▸ **EXCERPTED DATA**
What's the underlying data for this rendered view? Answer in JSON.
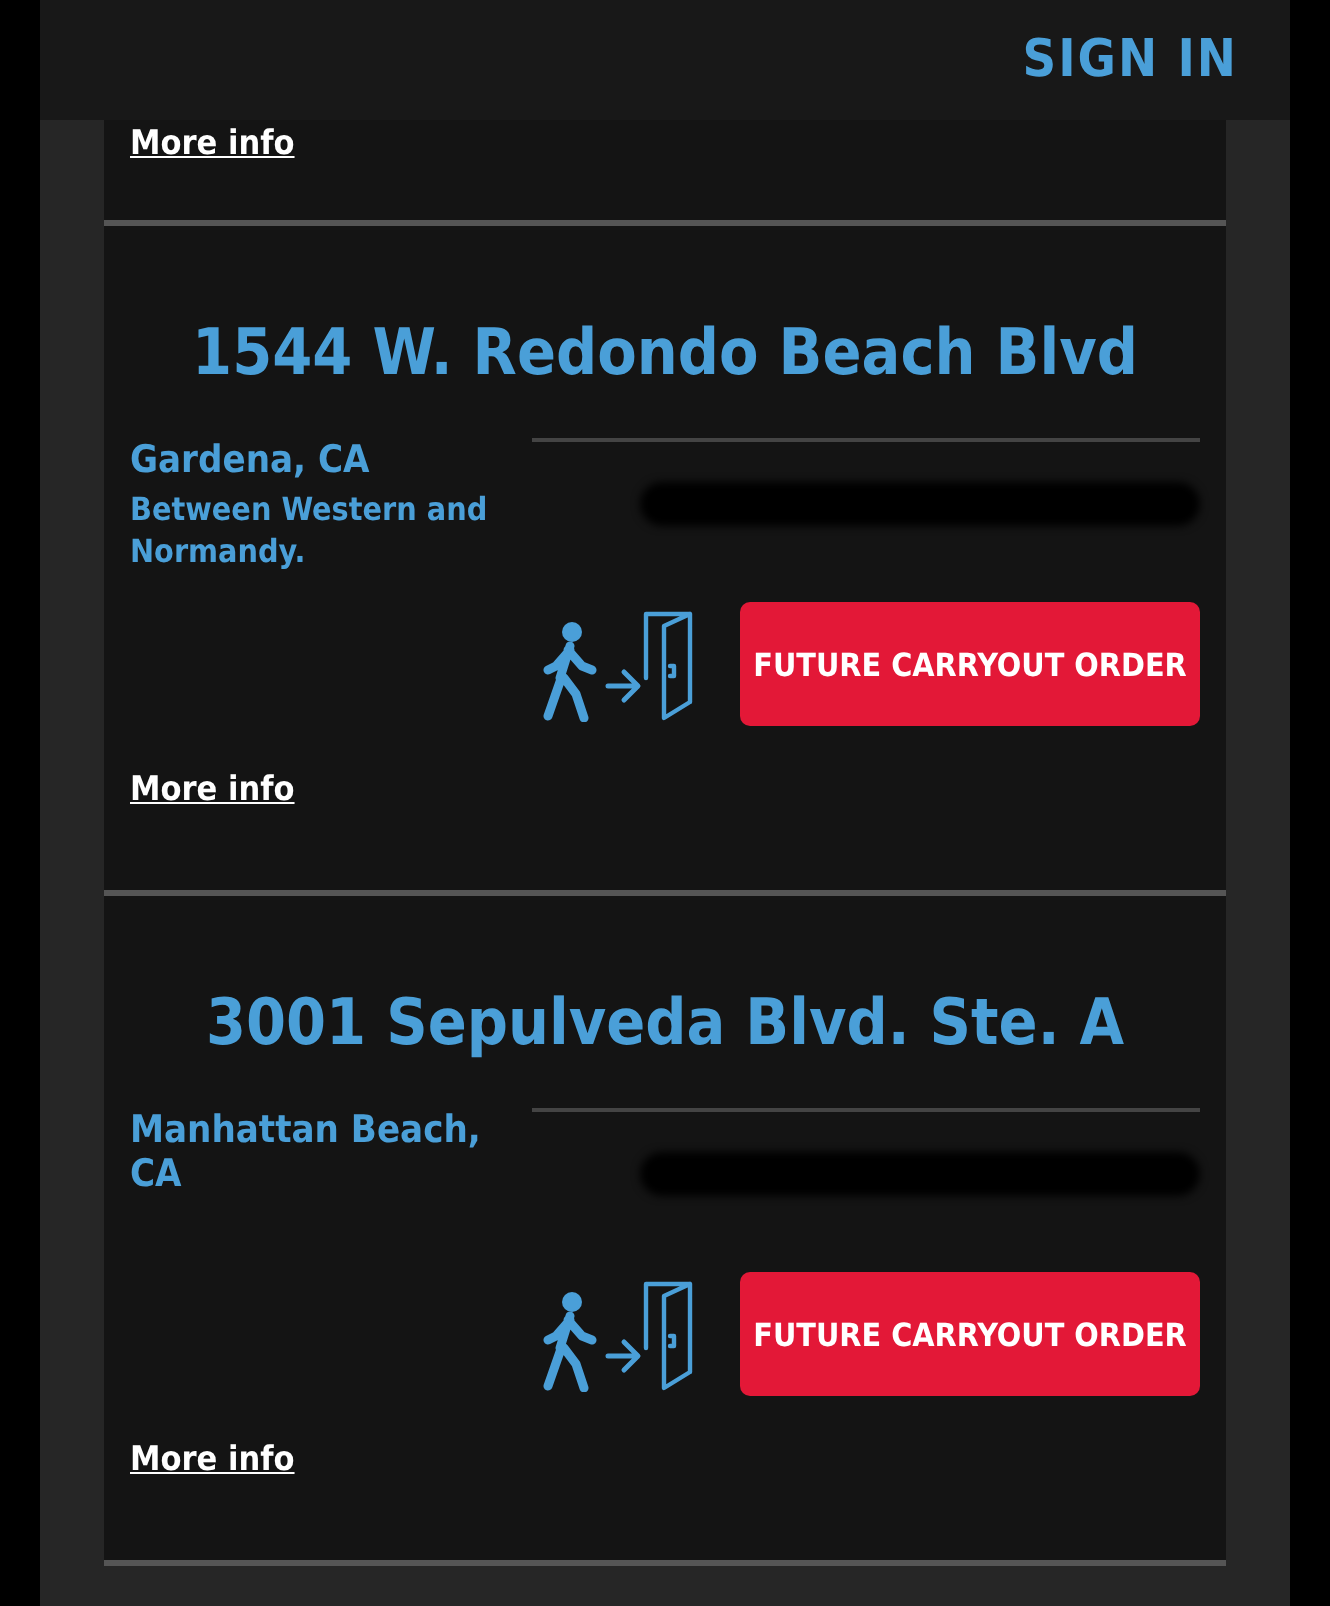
{
  "header": {
    "sign_in": "SIGN IN"
  },
  "top_link": "More info",
  "stores": [
    {
      "address": "1544 W. Redondo Beach Blvd",
      "city": "Gardena, CA",
      "note": "Between Western and Normandy.",
      "button": "FUTURE CARRYOUT ORDER",
      "link": "More info"
    },
    {
      "address": "3001 Sepulveda Blvd. Ste. A",
      "city": "Manhattan Beach, CA",
      "button": "FUTURE CARRYOUT ORDER",
      "link": "More info"
    }
  ]
}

▸ **TASK TO CARRY OUT**
Gather up the lines containing the word "Blvd" from these records and copy them.

▸ **FINISHED ANSWER**
      "address": "1544 W. Redondo Beach Blvd",
      "address": "3001 Sepulveda Blvd. Ste. A",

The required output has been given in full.